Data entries
__________
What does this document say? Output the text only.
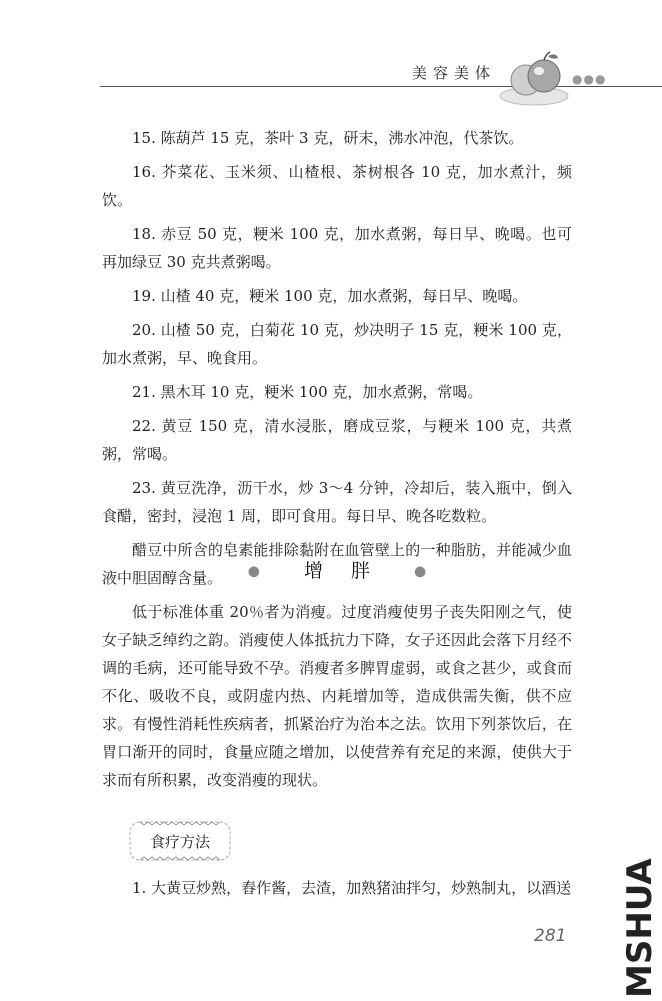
美容美体	●●●

15. 陈葫芦 15 克，茶叶 3 克，研末，沸水冲泡，代茶饮。

16. 芥菜花、玉米须、山楂根、茶树根各 10 克，加水煮汁，频饮。

18. 赤豆 50 克，粳米 100 克，加水煮粥，每日早、晚喝。也可再加绿豆 30 克共煮粥喝。

19. 山楂 40 克，粳米 100 克，加水煮粥，每日早、晚喝。

20. 山楂 50 克，白菊花 10 克，炒决明子 15 克，粳米 100 克，加水煮粥，早、晚食用。

21. 黑木耳 10 克，粳米 100 克，加水煮粥，常喝。

22. 黄豆 150 克，清水浸胀，磨成豆浆，与粳米 100 克，共煮粥，常喝。

23. 黄豆洗净，沥干水，炒 3～4 分钟，冷却后，装入瓶中，倒入食醋，密封，浸泡 1 周，即可食用。每日早、晚各吃数粒。

醋豆中所含的皂素能排除黏附在血管壁上的一种脂肪，并能减少血液中胆固醇含量。	● 增胖 ●

低于标准体重 20％者为消瘦。过度消瘦使男子丧失阳刚之气，使女子缺乏绰约之韵。消瘦使人体抵抗力下降，女子还因此会落下月经不调的毛病，还可能导致不孕。消瘦者多脾胃虚弱，或食之甚少，或食而不化、吸收不良，或阴虚内热、内耗增加等，造成供需失衡，供不应求。有慢性消耗性疾病者，抓紧治疗为治本之法。饮用下列茶饮后，在胃口渐开的同时，食量应随之增加，以使营养有充足的来源，使供大于求而有所积累，改变消瘦的现状。

食疗方法

1. 大黄豆炒熟，舂作酱，去渣，加熟猪油拌匀，炒熟制丸，以酒送

281 MSHUA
__________
▶ Objective
Reproduce each line word for word and drop the pictures.

▶ Final answer
What does this document say? Output the text only.
美容美体	●●●

15. 陈葫芦 15 克，茶叶 3 克，研末，沸水冲泡，代茶饮。

16. 芥菜花、玉米须、山楂根、茶树根各 10 克，加水煮汁，频饮。

18. 赤豆 50 克，粳米 100 克，加水煮粥，每日早、晚喝。也可再加绿豆 30 克共煮粥喝。

19. 山楂 40 克，粳米 100 克，加水煮粥，每日早、晚喝。

20. 山楂 50 克，白菊花 10 克，炒决明子 15 克，粳米 100 克，加水煮粥，早、晚食用。

21. 黑木耳 10 克，粳米 100 克，加水煮粥，常喝。

22. 黄豆 150 克，清水浸胀，磨成豆浆，与粳米 100 克，共煮粥，常喝。

23. 黄豆洗净，沥干水，炒 3～4 分钟，冷却后，装入瓶中，倒入食醋，密封，浸泡 1 周，即可食用。每日早、晚各吃数粒。

醋豆中所含的皂素能排除黏附在血管壁上的一种脂肪，并能减少血液中胆固醇含量。	● 增胖 ●

低于标准体重 20％者为消瘦。过度消瘦使男子丧失阳刚之气，使女子缺乏绰约之韵。消瘦使人体抵抗力下降，女子还因此会落下月经不调的毛病，还可能导致不孕。消瘦者多脾胃虚弱，或食之甚少，或食而不化、吸收不良，或阴虚内热、内耗增加等，造成供需失衡，供不应求。有慢性消耗性疾病者，抓紧治疗为治本之法。饮用下列茶饮后，在胃口渐开的同时，食量应随之增加，以使营养有充足的来源，使供大于求而有所积累，改变消瘦的现状。

食疗方法

1. 大黄豆炒熟，舂作酱，去渣，加熟猪油拌匀，炒熟制丸，以酒送

281 MSHUA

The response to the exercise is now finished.